══ Material shown
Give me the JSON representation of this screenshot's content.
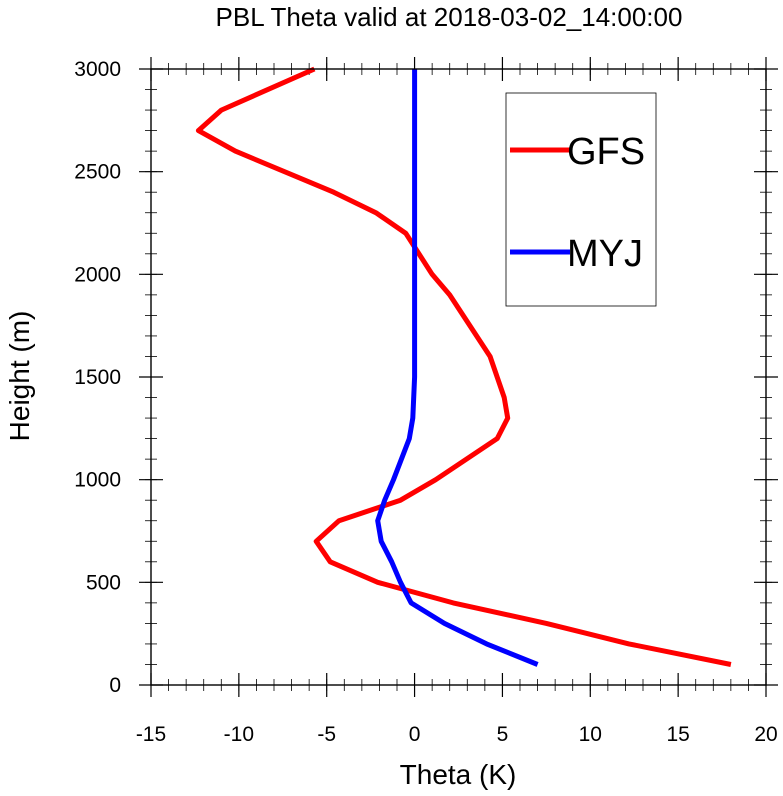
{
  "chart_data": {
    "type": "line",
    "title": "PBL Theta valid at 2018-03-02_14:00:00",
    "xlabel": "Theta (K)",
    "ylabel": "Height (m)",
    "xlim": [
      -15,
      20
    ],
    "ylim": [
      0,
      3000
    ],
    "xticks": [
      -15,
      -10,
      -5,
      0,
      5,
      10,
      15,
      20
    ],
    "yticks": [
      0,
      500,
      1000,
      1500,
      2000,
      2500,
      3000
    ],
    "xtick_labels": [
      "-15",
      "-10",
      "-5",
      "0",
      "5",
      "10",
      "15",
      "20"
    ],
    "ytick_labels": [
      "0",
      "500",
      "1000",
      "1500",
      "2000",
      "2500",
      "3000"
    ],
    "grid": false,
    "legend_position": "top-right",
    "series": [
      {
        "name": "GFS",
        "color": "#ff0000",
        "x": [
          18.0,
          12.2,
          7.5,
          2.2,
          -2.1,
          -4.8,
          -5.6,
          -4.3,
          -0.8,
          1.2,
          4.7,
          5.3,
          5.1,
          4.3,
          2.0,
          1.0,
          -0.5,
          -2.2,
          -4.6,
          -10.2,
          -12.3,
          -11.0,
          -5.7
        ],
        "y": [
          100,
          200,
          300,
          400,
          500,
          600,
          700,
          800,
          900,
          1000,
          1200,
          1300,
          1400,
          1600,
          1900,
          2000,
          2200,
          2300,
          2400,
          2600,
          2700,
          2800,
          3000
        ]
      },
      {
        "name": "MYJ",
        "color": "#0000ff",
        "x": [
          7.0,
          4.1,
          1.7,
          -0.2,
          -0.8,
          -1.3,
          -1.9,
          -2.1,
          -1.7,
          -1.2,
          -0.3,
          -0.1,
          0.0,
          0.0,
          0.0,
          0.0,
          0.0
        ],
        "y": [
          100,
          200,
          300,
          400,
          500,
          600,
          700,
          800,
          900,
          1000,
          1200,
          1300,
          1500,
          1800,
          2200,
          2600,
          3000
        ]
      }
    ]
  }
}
════
══ Material shown
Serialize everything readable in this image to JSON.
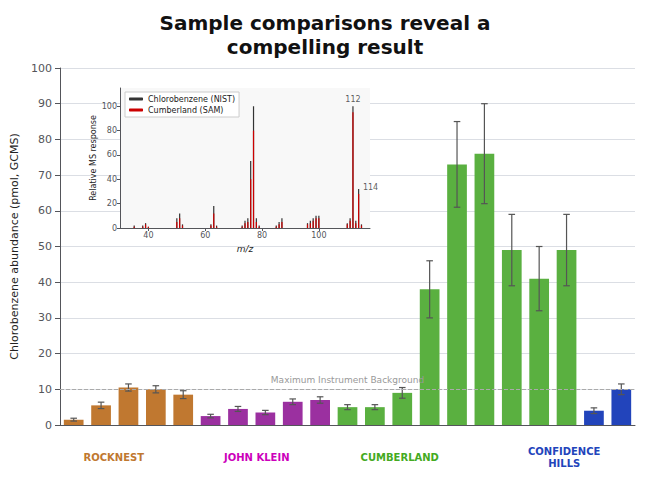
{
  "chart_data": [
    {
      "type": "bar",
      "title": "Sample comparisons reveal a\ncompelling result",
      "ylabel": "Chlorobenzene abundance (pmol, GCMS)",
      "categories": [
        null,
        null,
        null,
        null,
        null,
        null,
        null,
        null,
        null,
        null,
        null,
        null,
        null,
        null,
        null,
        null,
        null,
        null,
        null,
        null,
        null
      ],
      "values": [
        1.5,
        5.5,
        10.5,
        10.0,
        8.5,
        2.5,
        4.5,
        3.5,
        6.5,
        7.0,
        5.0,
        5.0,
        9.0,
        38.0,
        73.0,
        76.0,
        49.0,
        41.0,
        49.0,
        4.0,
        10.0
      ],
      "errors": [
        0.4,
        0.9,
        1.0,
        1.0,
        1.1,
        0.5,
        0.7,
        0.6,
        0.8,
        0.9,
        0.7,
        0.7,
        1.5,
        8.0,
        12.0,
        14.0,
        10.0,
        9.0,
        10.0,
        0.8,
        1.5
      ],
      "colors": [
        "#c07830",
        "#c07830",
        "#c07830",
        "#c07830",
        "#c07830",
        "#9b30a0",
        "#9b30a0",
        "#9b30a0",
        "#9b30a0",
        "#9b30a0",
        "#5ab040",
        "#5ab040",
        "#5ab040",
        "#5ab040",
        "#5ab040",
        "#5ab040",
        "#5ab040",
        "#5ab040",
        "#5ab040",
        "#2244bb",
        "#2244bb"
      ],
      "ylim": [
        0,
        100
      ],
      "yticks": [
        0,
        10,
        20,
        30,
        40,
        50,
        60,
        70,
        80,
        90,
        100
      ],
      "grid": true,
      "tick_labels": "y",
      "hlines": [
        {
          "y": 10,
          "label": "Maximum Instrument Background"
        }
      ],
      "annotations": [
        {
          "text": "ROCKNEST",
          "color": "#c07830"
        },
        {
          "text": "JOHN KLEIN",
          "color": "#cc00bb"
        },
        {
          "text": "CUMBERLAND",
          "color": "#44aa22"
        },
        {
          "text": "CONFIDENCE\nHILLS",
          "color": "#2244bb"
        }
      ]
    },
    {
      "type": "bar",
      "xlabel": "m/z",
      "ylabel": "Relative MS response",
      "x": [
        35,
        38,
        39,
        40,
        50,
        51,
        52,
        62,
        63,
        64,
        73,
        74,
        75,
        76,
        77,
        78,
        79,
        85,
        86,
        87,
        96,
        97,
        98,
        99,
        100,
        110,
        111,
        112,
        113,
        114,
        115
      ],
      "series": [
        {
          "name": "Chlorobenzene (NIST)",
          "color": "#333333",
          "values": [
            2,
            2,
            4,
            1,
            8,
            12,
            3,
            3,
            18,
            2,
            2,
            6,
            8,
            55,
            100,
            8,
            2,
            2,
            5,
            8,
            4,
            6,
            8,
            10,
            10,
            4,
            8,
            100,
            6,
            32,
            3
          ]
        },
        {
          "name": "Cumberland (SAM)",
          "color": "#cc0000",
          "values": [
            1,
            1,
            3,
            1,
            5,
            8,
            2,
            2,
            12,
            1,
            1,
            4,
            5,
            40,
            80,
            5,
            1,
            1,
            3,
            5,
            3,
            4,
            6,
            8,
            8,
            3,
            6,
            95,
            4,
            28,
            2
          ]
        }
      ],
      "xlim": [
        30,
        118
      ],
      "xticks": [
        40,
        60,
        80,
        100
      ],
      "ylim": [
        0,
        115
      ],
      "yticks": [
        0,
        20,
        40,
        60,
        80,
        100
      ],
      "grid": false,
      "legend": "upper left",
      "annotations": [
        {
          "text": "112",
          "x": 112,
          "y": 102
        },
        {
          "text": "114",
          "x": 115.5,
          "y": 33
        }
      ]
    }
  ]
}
════
Instructions to follow:
Copy every line in the records above that contains the word "Chlorobenzene".

Complete output:
      "ylabel": "Chlorobenzene abundance (pmol, GCMS)",
          "name": "Chlorobenzene (NIST)",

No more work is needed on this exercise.